Scan the listing below and copy every line holding "女生小小".

Start of Material

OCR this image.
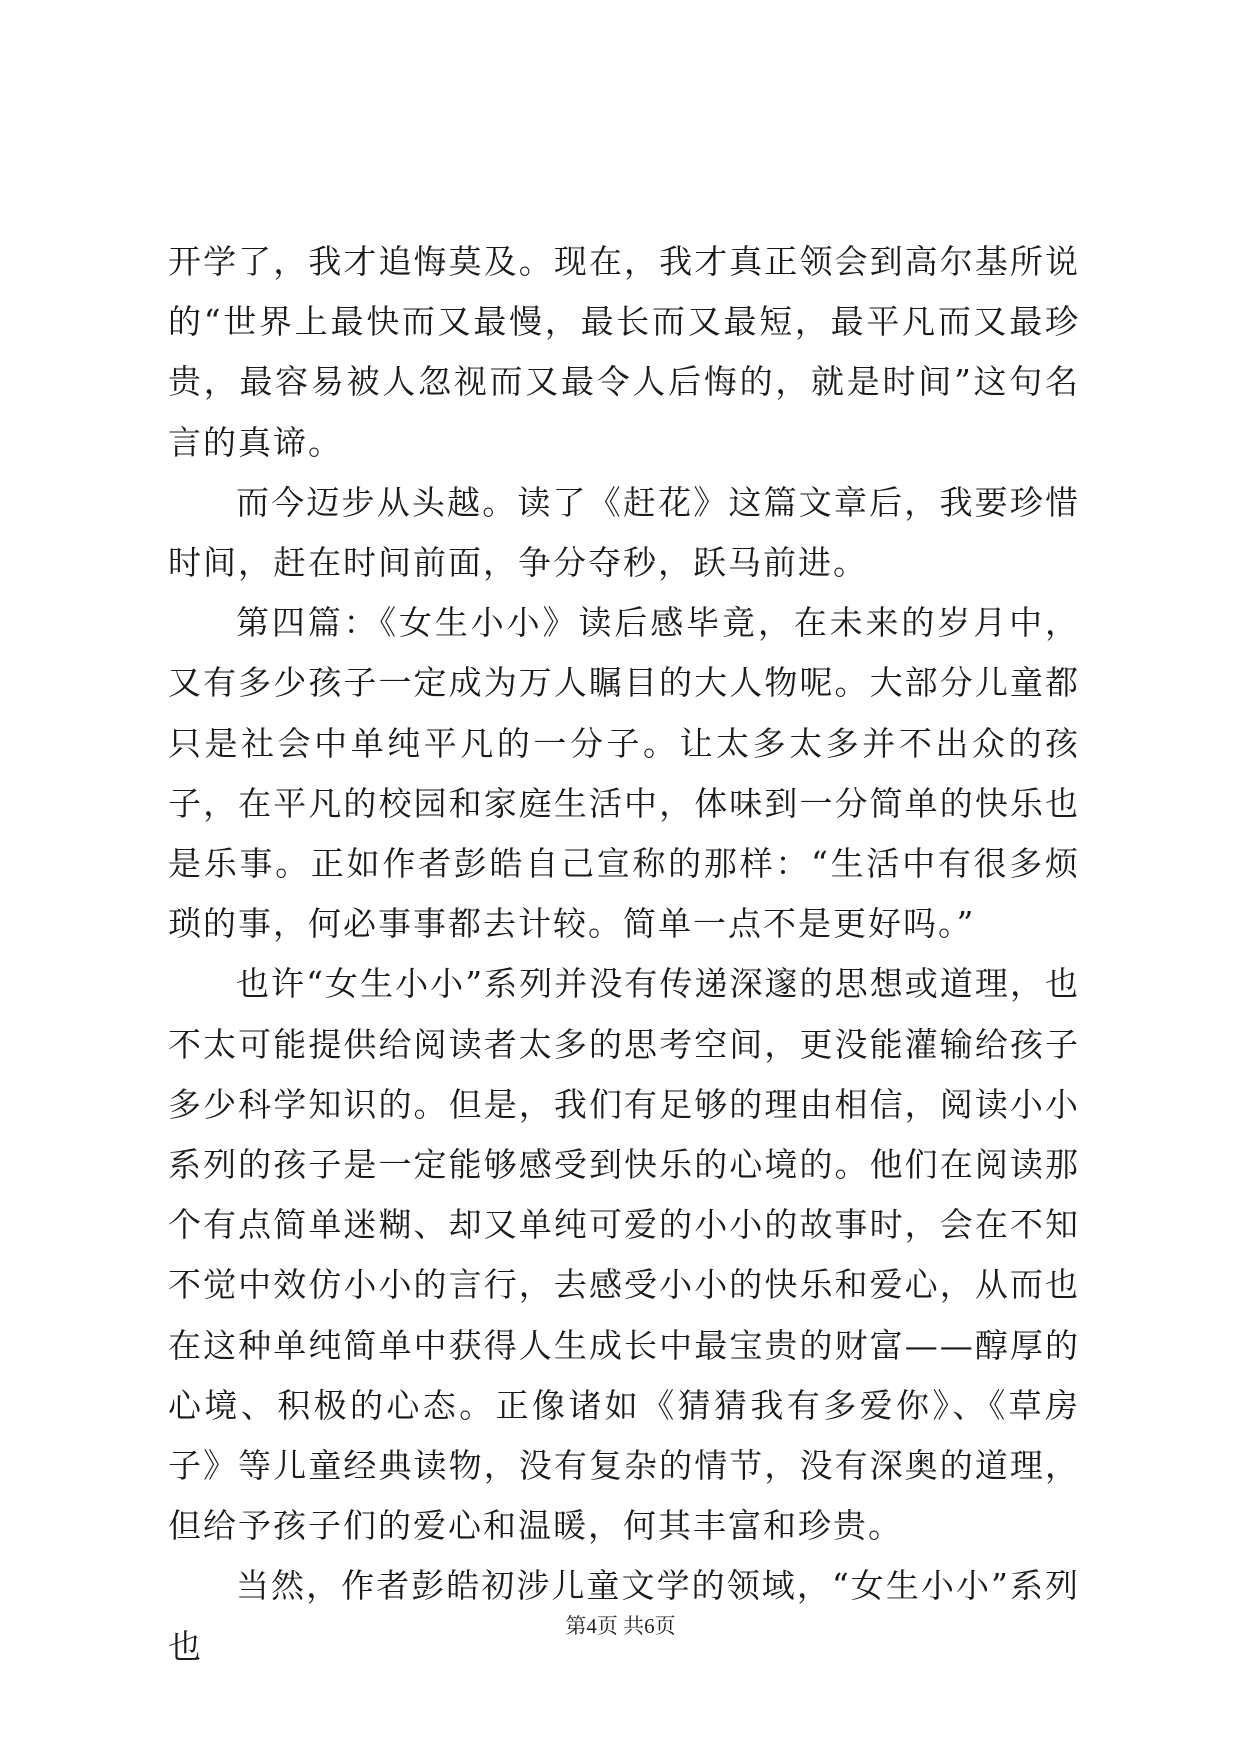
开学了，我才追悔莫及。现在，我才真正领会到高尔基所说的“世界上最快而又最慢，最长而又最短，最平凡而又最珍贵，最容易被人忽视而又最令人后悔的，就是时间”这句名言的真谛。

而今迈步从头越。读了《赶花》这篇文章后，我要珍惜时间，赶在时间前面，争分夺秒，跃马前进。

第四篇：《女生小小》读后感毕竟，在未来的岁月中，又有多少孩子一定成为万人瞩目的大人物呢。大部分儿童都只是社会中单纯平凡的一分子。让太多太多并不出众的孩子，在平凡的校园和家庭生活中，体味到一分简单的快乐也是乐事。正如作者彭皓自己宣称的那样：“生活中有很多烦琐的事，何必事事都去计较。简单一点不是更好吗。”

也许“女生小小”系列并没有传递深邃的思想或道理，也不太可能提供给阅读者太多的思考空间，更没能灌输给孩子多少科学知识的。但是，我们有足够的理由相信，阅读小小系列的孩子是一定能够感受到快乐的心境的。他们在阅读那个有点简单迷糊、却又单纯可爱的小小的故事时，会在不知不觉中效仿小小的言行，去感受小小的快乐和爱心，从而也在这种单纯简单中获得人生成长中最宝贵的财富——醇厚的心境、积极的心态。正像诸如《猜猜我有多爱你》、《草房子》等儿童经典读物，没有复杂的情节，没有深奥的道理，但给予孩子们的爱心和温暖，何其丰富和珍贵。

当然，作者彭皓初涉儿童文学的领域，“女生小小”系列也

第4页 共6页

End of Material

- **Completed exercise**
第四篇：《女生小小》读后感毕竟，在未来的岁月中，又有多少孩子一定成为万人瞩目的大人物呢。大部分儿童都只是社会中单纯平凡的一分子。让太多太多并不出众的孩子，在平凡的校园和家庭生活中，体味到一分简单的快乐也是乐事。正如作者彭皓自己宣称的那样：“生活中有很多烦琐的事，何必事事都去计较。简单一点不是更好吗。”
也许“女生小小”系列并没有传递深邃的思想或道理，也不太可能提供给阅读者太多的思考空间，更没能灌输给孩子多少科学知识的。但是，我们有足够的理由相信，阅读小小系列的孩子是一定能够感受到快乐的心境的。他们在阅读那个有点简单迷糊、却又单纯可爱的小小的故事时，会在不知不觉中效仿小小的言行，去感受小小的快乐和爱心，从而也在这种单纯简单中获得人生成长中最宝贵的财富——醇厚的心境、积极的心态。正像诸如《猜猜我有多爱你》、《草房子》等儿童经典读物，没有复杂的情节，没有深奥的道理，但给予孩子们的爱心和温暖，何其丰富和珍贵。
当然，作者彭皓初涉儿童文学的领域，“女生小小”系列也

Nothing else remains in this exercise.